* What you have to do
Without altering anything, repeat each of the records.

* Dataset extract

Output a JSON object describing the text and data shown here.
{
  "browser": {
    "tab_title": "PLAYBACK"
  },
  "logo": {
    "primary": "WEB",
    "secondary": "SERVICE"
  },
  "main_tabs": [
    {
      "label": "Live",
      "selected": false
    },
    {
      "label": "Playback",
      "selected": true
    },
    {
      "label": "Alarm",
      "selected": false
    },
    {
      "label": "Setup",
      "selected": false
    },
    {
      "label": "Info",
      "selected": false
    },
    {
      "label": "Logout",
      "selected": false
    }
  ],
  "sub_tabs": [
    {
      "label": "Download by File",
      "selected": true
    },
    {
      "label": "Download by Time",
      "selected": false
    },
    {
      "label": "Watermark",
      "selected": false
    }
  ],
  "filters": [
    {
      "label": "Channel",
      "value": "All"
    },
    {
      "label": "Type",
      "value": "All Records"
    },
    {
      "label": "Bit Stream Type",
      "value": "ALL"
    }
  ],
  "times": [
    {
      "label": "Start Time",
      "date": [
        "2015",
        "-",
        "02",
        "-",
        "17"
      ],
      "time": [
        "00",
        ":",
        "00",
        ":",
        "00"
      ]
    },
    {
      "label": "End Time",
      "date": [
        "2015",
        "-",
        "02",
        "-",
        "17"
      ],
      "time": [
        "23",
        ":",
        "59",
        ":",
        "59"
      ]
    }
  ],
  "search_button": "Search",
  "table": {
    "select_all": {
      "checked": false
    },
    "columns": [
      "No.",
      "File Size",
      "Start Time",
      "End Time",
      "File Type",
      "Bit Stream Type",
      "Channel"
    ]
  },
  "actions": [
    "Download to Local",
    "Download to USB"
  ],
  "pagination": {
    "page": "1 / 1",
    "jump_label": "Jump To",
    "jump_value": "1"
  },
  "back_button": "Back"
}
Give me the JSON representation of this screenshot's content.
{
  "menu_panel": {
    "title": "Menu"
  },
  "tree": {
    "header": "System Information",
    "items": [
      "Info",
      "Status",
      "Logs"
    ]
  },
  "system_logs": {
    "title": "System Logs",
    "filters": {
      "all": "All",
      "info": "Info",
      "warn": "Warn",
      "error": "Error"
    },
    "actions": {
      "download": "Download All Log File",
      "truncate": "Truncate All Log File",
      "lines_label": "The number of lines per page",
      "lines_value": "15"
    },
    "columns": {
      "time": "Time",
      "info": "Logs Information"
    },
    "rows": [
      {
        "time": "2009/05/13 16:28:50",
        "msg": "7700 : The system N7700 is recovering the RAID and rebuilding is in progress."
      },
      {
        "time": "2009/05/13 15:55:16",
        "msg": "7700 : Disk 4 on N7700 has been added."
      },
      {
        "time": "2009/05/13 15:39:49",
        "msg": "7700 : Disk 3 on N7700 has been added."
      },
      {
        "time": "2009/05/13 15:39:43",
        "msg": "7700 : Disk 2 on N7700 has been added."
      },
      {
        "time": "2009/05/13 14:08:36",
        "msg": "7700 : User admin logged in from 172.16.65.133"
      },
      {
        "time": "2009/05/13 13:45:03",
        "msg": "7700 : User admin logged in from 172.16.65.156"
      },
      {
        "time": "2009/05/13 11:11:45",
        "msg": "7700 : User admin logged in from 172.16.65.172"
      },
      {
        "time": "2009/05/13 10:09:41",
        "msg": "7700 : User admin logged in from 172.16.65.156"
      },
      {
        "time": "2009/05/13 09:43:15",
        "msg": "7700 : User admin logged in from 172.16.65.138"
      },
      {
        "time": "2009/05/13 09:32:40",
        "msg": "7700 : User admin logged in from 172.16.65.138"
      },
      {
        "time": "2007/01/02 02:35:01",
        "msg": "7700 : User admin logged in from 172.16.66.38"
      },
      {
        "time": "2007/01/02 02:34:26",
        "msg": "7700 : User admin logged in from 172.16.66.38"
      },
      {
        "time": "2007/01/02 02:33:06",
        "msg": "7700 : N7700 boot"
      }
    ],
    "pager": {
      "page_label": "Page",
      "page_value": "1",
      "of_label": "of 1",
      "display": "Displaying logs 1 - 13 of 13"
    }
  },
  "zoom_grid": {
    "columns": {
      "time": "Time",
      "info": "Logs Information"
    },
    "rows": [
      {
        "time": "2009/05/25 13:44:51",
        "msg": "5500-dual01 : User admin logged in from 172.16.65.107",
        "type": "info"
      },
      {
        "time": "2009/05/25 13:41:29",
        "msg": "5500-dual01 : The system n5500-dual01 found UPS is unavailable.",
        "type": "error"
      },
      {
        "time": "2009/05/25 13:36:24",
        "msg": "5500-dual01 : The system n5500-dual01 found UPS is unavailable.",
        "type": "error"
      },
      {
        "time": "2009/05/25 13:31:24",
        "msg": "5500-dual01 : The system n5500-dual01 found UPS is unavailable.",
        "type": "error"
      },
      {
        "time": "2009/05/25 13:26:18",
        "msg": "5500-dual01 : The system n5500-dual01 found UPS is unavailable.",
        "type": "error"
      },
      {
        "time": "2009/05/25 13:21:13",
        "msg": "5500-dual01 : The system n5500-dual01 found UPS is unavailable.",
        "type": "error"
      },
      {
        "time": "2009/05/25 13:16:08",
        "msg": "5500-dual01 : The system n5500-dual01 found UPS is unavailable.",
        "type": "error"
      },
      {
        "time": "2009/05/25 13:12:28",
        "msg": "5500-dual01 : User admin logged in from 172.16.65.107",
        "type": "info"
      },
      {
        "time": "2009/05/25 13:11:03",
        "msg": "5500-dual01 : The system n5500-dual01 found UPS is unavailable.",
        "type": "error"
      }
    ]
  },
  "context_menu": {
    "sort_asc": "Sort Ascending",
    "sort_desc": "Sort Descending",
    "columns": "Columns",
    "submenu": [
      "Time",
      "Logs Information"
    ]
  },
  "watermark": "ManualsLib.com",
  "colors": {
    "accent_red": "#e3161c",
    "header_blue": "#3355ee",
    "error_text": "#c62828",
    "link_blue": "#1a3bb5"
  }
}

* Right answer
Output a JSON object describing the text and data shown here.
{
  "browser": {
    "tab_title": "PLAYBACK"
  },
  "logo": {
    "primary": "WEB",
    "secondary": "SERVICE"
  },
  "main_tabs": [
    {
      "label": "Live",
      "selected": false
    },
    {
      "label": "Playback",
      "selected": true
    },
    {
      "label": "Alarm",
      "selected": false
    },
    {
      "label": "Setup",
      "selected": false
    },
    {
      "label": "Info",
      "selected": false
    },
    {
      "label": "Logout",
      "selected": false
    }
  ],
  "sub_tabs": [
    {
      "label": "Download by File",
      "selected": true
    },
    {
      "label": "Download by Time",
      "selected": false
    },
    {
      "label": "Watermark",
      "selected": false
    }
  ],
  "filters": [
    {
      "label": "Channel",
      "value": "All"
    },
    {
      "label": "Type",
      "value": "All Records"
    },
    {
      "label": "Bit Stream Type",
      "value": "ALL"
    }
  ],
  "times": [
    {
      "label": "Start Time",
      "date": [
        "2015",
        "-",
        "02",
        "-",
        "17"
      ],
      "time": [
        "00",
        ":",
        "00",
        ":",
        "00"
      ]
    },
    {
      "label": "End Time",
      "date": [
        "2015",
        "-",
        "02",
        "-",
        "17"
      ],
      "time": [
        "23",
        ":",
        "59",
        ":",
        "59"
      ]
    }
  ],
  "search_button": "Search",
  "table": {
    "select_all": {
      "checked": false
    },
    "columns": [
      "No.",
      "File Size",
      "Start Time",
      "End Time",
      "File Type",
      "Bit Stream Type",
      "Channel"
    ]
  },
  "actions": [
    "Download to Local",
    "Download to USB"
  ],
  "pagination": {
    "page": "1 / 1",
    "jump_label": "Jump To",
    "jump_value": "1"
  },
  "back_button": "Back"
}
Give me the JSON representation of this screenshot's content.
{
  "menu_panel": {
    "title": "Menu"
  },
  "tree": {
    "header": "System Information",
    "items": [
      "Info",
      "Status",
      "Logs"
    ]
  },
  "system_logs": {
    "title": "System Logs",
    "filters": {
      "all": "All",
      "info": "Info",
      "warn": "Warn",
      "error": "Error"
    },
    "actions": {
      "download": "Download All Log File",
      "truncate": "Truncate All Log File",
      "lines_label": "The number of lines per page",
      "lines_value": "15"
    },
    "columns": {
      "time": "Time",
      "info": "Logs Information"
    },
    "rows": [
      {
        "time": "2009/05/13 16:28:50",
        "msg": "7700 : The system N7700 is recovering the RAID and rebuilding is in progress."
      },
      {
        "time": "2009/05/13 15:55:16",
        "msg": "7700 : Disk 4 on N7700 has been added."
      },
      {
        "time": "2009/05/13 15:39:49",
        "msg": "7700 : Disk 3 on N7700 has been added."
      },
      {
        "time": "2009/05/13 15:39:43",
        "msg": "7700 : Disk 2 on N7700 has been added."
      },
      {
        "time": "2009/05/13 14:08:36",
        "msg": "7700 : User admin logged in from 172.16.65.133"
      },
      {
        "time": "2009/05/13 13:45:03",
        "msg": "7700 : User admin logged in from 172.16.65.156"
      },
      {
        "time": "2009/05/13 11:11:45",
        "msg": "7700 : User admin logged in from 172.16.65.172"
      },
      {
        "time": "2009/05/13 10:09:41",
        "msg": "7700 : User admin logged in from 172.16.65.156"
      },
      {
        "time": "2009/05/13 09:43:15",
        "msg": "7700 : User admin logged in from 172.16.65.138"
      },
      {
        "time": "2009/05/13 09:32:40",
        "msg": "7700 : User admin logged in from 172.16.65.138"
      },
      {
        "time": "2007/01/02 02:35:01",
        "msg": "7700 : User admin logged in from 172.16.66.38"
      },
      {
        "time": "2007/01/02 02:34:26",
        "msg": "7700 : User admin logged in from 172.16.66.38"
      },
      {
        "time": "2007/01/02 02:33:06",
        "msg": "7700 : N7700 boot"
      }
    ],
    "pager": {
      "page_label": "Page",
      "page_value": "1",
      "of_label": "of 1",
      "display": "Displaying logs 1 - 13 of 13"
    }
  },
  "zoom_grid": {
    "columns": {
      "time": "Time",
      "info": "Logs Information"
    },
    "rows": [
      {
        "time": "2009/05/25 13:44:51",
        "msg": "5500-dual01 : User admin logged in from 172.16.65.107",
        "type": "info"
      },
      {
        "time": "2009/05/25 13:41:29",
        "msg": "5500-dual01 : The system n5500-dual01 found UPS is unavailable.",
        "type": "error"
      },
      {
        "time": "2009/05/25 13:36:24",
        "msg": "5500-dual01 : The system n5500-dual01 found UPS is unavailable.",
        "type": "error"
      },
      {
        "time": "2009/05/25 13:31:24",
        "msg": "5500-dual01 : The system n5500-dual01 found UPS is unavailable.",
        "type": "error"
      },
      {
        "time": "2009/05/25 13:26:18",
        "msg": "5500-dual01 : The system n5500-dual01 found UPS is unavailable.",
        "type": "error"
      },
      {
        "time": "2009/05/25 13:21:13",
        "msg": "5500-dual01 : The system n5500-dual01 found UPS is unavailable.",
        "type": "error"
      },
      {
        "time": "2009/05/25 13:16:08",
        "msg": "5500-dual01 : The system n5500-dual01 found UPS is unavailable.",
        "type": "error"
      },
      {
        "time": "2009/05/25 13:12:28",
        "msg": "5500-dual01 : User admin logged in from 172.16.65.107",
        "type": "info"
      },
      {
        "time": "2009/05/25 13:11:03",
        "msg": "5500-dual01 : The system n5500-dual01 found UPS is unavailable.",
        "type": "error"
      }
    ]
  },
  "context_menu": {
    "sort_asc": "Sort Ascending",
    "sort_desc": "Sort Descending",
    "columns": "Columns",
    "submenu": [
      "Time",
      "Logs Information"
    ]
  },
  "watermark": "ManualsLib.com",
  "colors": {
    "accent_red": "#e3161c",
    "header_blue": "#3355ee",
    "error_text": "#c62828",
    "link_blue": "#1a3bb5"
  }
}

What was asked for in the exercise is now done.